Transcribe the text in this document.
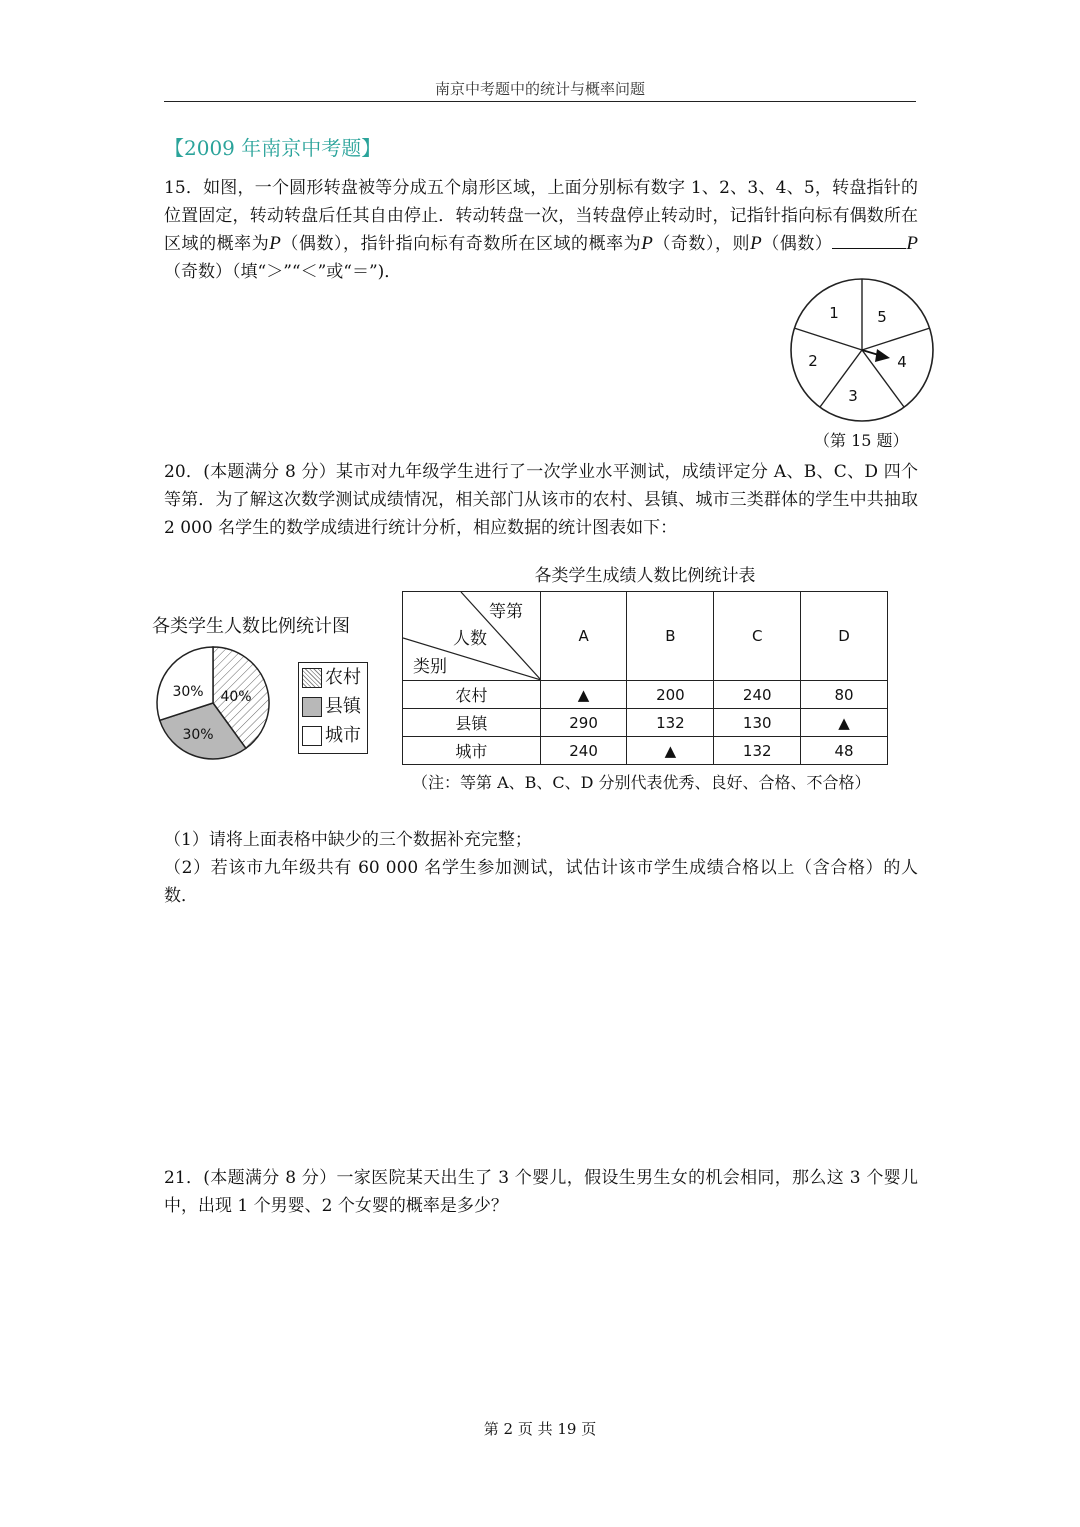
南京中考题中的统计与概率问题
【2009 年南京中考题】
15．如图，一个圆形转盘被等分成五个扇形区域，上面分别标有数字 1、2、3、4、5，转盘指针的位置固定，转动转盘后任其自由停止．转动转盘一次，当转盘停止转动时，记指针指向标有偶数所在区域的概率为P（偶数），指针指向标有奇数所在区域的概率为P（奇数），则P（偶数）	P（奇数）（填“＞”“＜”或“＝”)．
1	5
2	4
3
（第 15 题）
20．(本题满分 8 分）某市对九年级学生进行了一次学业水平测试，成绩评定分 A、B、C、D 四个等第．为了解这次数学测试成绩情况，相关部门从该市的农村、县镇、城市三类群体的学生中共抽取 2 000 名学生的数学成绩进行统计分析，相应数据的统计图表如下：
各类学生人数比例统计图
40%
30%
30%
农村
县镇
城市
各类学生成绩人数比例统计表
等第
人数
类别	A	B	C	D
农村	▲	200	240	80
县镇	290	132	130	▲
城市	240	▲	132	48
（注：等第 A、B、C、D 分别代表优秀、良好、合格、不合格）
（1）请将上面表格中缺少的三个数据补充完整；
（2）若该市九年级共有 60 000 名学生参加测试，试估计该市学生成绩合格以上（含合格）的人数．
21．(本题满分 8 分）一家医院某天出生了 3 个婴儿，假设生男生女的机会相同，那么这 3 个婴儿中，出现 1 个男婴、2 个女婴的概率是多少？
第 2 页 共 19 页
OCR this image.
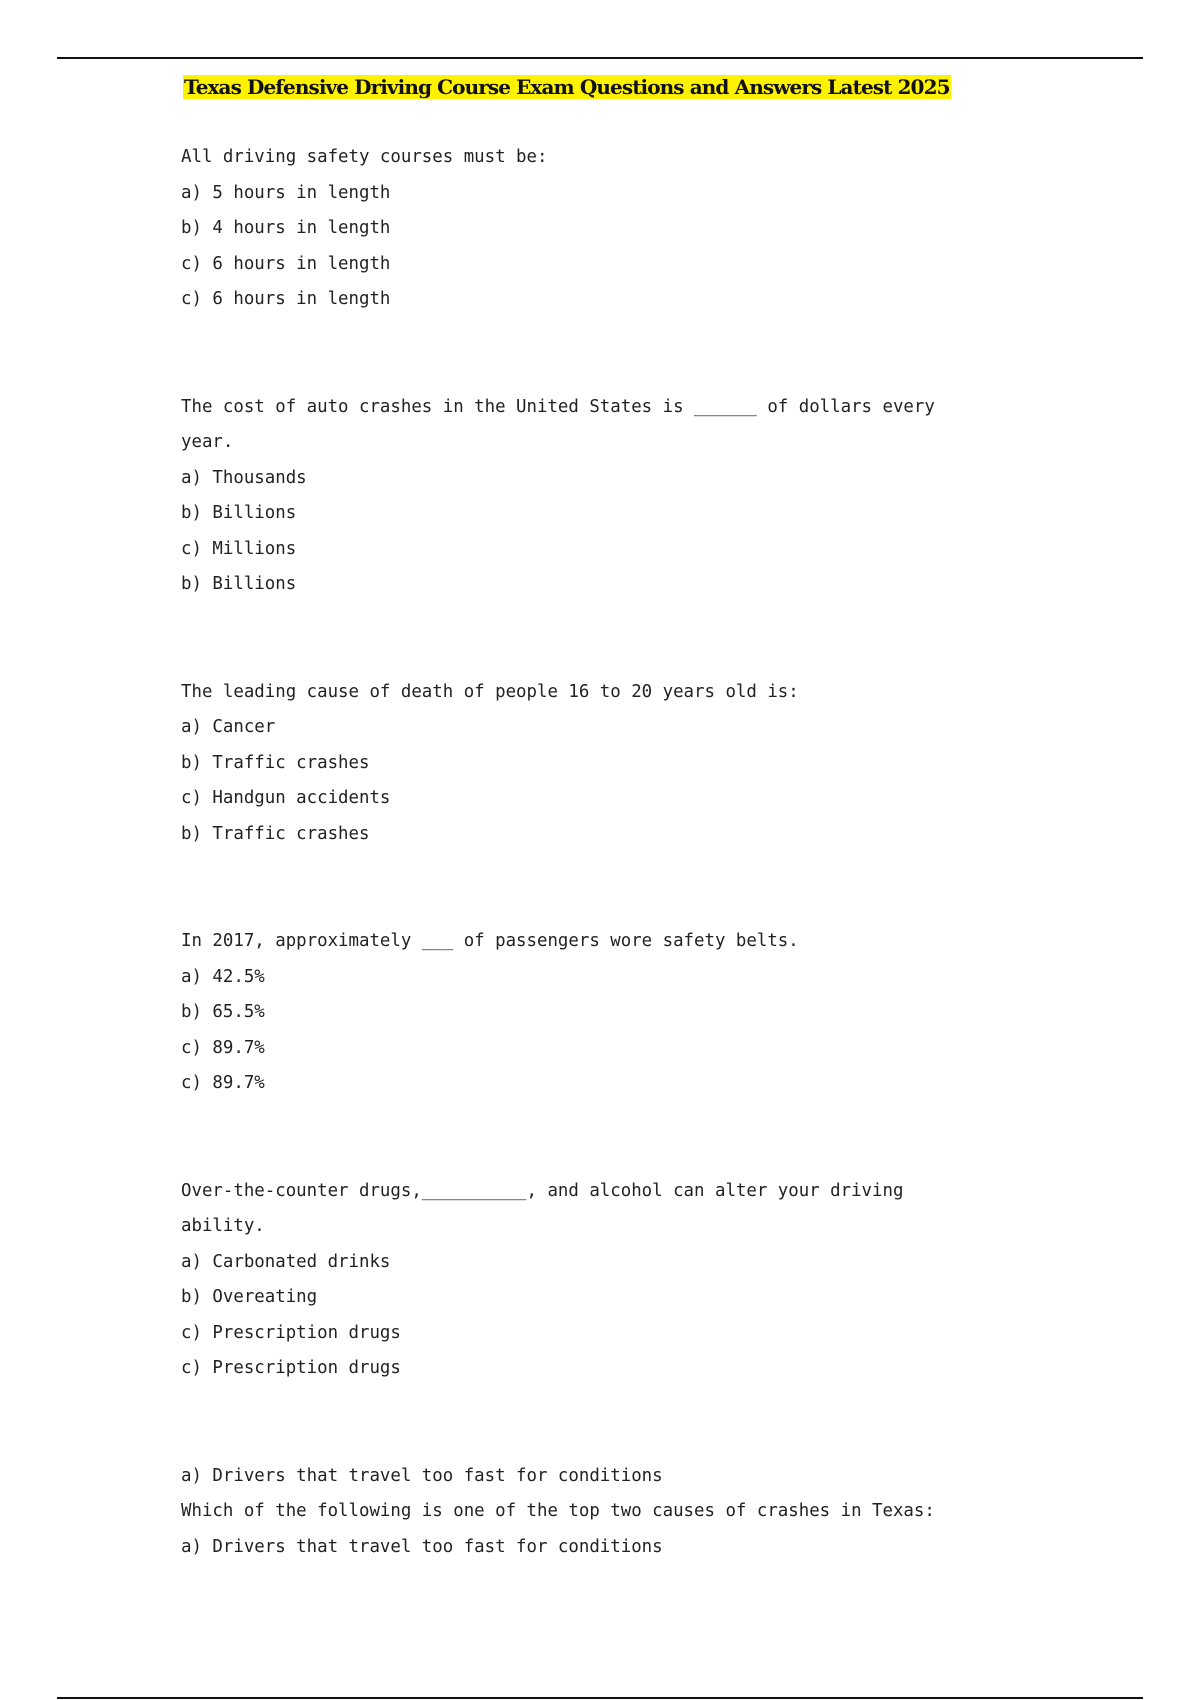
Texas Defensive Driving Course Exam Questions and Answers Latest 2025

All driving safety courses must be:

a) 5 hours in length

b) 4 hours in length

c) 6 hours in length

c) 6 hours in length

The cost of auto crashes in the United States is ______ of dollars every

year.

a) Thousands

b) Billions

c) Millions

b) Billions

The leading cause of death of people 16 to 20 years old is:

a) Cancer

b) Traffic crashes

c) Handgun accidents

b) Traffic crashes

In 2017, approximately ___ of passengers wore safety belts.

a) 42.5%

b) 65.5%

c) 89.7%

c) 89.7%

Over-the-counter drugs,__________, and alcohol can alter your driving

ability.

a) Carbonated drinks

b) Overeating

c) Prescription drugs

c) Prescription drugs

a) Drivers that travel too fast for conditions

Which of the following is one of the top two causes of crashes in Texas:

a) Drivers that travel too fast for conditions
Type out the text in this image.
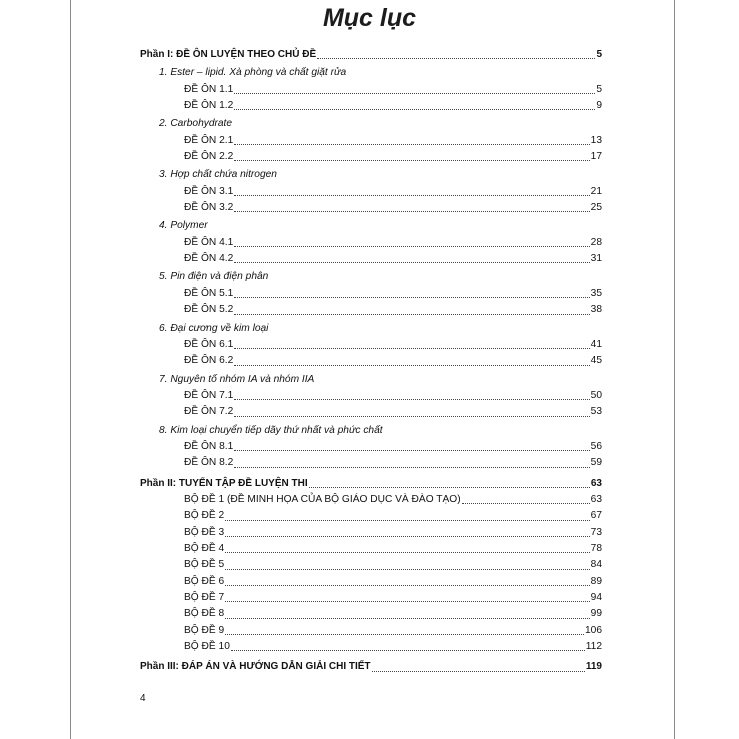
Mục lục
Phần I: ĐỀ ÔN LUYỆN THEO CHỦ ĐỀ	5
1. Ester – lipid. Xà phòng và chất giặt rửa
ĐỀ ÔN 1.1	5
ĐỀ ÔN 1.2	9
2. Carbohydrate
ĐỀ ÔN 2.1	13
ĐỀ ÔN 2.2	17
3. Hợp chất chứa nitrogen
ĐỀ ÔN 3.1	21
ĐỀ ÔN 3.2	25
4. Polymer
ĐỀ ÔN 4.1	28
ĐỀ ÔN 4.2	31
5. Pin điện và điện phân
ĐỀ ÔN 5.1	35
ĐỀ ÔN 5.2	38
6. Đại cương về kim loại
ĐỀ ÔN 6.1	41
ĐỀ ÔN 6.2	45
7. Nguyên tố nhóm IA và nhóm IIA
ĐỀ ÔN 7.1	50
ĐỀ ÔN 7.2	53
8. Kim loại chuyển tiếp dãy thứ nhất và phức chất
ĐỀ ÔN 8.1	56
ĐỀ ÔN 8.2	59
Phần II: TUYỂN TẬP ĐỀ LUYỆN THI	63
BỘ ĐỀ 1 (ĐỀ MINH HỌA CỦA BỘ GIÁO DỤC VÀ ĐÀO TẠO)	63
BỘ ĐỀ 2	67
BỘ ĐỀ 3	73
BỘ ĐỀ 4	78
BỘ ĐỀ 5	84
BỘ ĐỀ 6	89
BỘ ĐỀ 7	94
BỘ ĐỀ 8	99
BỘ ĐỀ 9	106
BỘ ĐỀ 10	112
Phần III: ĐÁP ÁN VÀ HƯỚNG DẪN GIẢI CHI TIẾT	119
4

# [The exercise]
Write out each line of the data that holds the string "length".

# [Written solution]
a) 5 hours in length
b) 4 hours in length
c) 6 hours in length
c) 6 hours in length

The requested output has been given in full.